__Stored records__

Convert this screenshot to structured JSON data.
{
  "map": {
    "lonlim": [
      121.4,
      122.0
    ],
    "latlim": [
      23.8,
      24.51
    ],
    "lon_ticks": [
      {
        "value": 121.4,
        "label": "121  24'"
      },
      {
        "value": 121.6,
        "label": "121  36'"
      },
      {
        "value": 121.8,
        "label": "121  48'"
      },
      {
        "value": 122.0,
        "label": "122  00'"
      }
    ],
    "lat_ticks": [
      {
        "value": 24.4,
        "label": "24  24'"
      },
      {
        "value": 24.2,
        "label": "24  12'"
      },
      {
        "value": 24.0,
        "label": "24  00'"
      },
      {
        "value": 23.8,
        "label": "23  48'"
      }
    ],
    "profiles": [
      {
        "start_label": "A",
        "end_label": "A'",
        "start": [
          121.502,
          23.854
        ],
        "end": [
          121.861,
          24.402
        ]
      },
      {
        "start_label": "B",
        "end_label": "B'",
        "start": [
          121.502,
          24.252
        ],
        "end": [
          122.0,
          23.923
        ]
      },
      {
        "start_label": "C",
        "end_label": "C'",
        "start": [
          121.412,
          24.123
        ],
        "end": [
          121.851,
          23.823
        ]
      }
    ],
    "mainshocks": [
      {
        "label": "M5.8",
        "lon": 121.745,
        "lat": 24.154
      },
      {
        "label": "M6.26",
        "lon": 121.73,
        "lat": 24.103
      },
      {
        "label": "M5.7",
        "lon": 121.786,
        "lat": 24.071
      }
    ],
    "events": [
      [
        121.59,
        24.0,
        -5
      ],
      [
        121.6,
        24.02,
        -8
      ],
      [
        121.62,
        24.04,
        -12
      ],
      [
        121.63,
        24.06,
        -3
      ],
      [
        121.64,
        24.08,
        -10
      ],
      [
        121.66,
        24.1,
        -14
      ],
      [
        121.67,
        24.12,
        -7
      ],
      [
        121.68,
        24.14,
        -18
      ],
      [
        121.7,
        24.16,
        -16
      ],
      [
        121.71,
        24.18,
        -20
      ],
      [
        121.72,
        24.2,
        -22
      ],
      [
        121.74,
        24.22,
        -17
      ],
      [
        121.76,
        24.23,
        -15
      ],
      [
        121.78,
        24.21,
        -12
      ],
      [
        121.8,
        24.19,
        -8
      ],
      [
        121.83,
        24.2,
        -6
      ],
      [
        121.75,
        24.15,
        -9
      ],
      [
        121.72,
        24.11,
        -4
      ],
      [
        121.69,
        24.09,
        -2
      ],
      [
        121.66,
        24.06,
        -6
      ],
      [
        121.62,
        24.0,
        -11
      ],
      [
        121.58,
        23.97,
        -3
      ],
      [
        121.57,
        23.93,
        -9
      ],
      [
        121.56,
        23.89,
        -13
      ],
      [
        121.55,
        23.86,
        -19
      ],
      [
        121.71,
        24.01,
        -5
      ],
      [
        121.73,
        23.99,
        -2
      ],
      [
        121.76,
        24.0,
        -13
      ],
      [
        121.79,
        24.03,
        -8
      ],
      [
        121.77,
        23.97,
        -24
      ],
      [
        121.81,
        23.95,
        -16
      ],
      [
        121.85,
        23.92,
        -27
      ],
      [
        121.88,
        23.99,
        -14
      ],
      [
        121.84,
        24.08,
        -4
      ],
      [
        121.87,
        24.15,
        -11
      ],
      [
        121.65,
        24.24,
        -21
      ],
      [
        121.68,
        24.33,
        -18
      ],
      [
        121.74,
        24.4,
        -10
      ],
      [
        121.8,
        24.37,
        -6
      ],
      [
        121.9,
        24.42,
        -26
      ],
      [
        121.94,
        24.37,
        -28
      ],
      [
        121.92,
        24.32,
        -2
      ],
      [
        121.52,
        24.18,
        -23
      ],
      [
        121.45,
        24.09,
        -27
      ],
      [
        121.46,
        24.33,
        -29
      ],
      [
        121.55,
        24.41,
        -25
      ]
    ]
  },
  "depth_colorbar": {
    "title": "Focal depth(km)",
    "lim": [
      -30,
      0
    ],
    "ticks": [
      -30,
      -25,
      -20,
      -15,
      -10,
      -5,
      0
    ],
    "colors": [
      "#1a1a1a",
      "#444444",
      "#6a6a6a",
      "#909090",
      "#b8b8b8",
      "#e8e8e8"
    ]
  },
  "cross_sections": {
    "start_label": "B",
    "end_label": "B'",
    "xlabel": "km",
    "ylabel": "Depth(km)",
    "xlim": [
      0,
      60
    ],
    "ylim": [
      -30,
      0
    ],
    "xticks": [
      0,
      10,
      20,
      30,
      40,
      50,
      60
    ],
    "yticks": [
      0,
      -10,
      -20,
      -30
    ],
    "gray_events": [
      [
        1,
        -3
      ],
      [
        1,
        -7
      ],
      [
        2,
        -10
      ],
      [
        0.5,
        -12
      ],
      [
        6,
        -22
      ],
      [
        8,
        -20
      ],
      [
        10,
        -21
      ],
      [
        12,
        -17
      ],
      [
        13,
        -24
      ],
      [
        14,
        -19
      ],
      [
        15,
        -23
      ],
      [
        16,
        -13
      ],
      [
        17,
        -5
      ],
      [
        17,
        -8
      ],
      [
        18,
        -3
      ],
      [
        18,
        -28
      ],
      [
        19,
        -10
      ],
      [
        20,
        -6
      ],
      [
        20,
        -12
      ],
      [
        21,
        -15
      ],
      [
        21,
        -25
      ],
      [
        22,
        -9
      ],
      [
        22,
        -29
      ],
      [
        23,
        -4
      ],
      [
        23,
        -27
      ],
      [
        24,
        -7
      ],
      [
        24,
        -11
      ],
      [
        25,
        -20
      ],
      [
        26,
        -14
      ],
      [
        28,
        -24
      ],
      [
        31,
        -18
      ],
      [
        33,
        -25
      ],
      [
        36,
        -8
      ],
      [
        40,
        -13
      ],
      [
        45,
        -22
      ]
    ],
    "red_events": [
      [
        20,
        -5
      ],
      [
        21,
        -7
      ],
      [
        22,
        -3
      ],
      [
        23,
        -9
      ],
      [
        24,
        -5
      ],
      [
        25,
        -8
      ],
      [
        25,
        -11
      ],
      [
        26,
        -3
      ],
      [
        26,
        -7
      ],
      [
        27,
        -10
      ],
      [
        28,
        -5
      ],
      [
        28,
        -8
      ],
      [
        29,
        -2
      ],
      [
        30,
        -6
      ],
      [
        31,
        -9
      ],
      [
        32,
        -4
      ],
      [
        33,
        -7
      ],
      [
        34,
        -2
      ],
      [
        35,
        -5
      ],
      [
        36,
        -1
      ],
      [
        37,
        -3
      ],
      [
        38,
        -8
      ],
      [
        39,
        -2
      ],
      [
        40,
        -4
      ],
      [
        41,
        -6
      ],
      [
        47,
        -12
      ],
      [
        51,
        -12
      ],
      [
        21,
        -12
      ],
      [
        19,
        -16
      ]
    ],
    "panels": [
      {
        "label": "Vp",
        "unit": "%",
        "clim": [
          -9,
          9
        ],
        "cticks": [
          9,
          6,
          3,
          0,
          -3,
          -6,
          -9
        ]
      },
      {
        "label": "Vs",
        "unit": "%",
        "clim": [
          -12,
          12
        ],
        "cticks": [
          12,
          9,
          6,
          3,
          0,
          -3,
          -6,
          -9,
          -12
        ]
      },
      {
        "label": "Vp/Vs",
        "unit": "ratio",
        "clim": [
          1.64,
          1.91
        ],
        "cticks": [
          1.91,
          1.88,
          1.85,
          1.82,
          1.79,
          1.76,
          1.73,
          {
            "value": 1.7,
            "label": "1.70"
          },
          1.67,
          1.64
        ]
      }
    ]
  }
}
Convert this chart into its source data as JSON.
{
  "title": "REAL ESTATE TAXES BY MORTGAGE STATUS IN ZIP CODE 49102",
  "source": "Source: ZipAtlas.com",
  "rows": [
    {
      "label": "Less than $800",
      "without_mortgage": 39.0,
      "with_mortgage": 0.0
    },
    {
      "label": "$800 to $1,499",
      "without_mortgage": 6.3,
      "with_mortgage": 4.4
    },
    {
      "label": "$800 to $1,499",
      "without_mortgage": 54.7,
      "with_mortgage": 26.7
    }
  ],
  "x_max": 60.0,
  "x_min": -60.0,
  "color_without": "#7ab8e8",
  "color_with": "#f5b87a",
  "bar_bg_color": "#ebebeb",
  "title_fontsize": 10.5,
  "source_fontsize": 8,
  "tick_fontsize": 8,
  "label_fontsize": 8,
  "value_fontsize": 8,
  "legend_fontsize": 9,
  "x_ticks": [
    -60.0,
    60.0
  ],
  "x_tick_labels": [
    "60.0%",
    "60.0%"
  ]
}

__Direction__
Tally the lines of the listing that include "this". Reply with nothing but the count.

__Task result__
2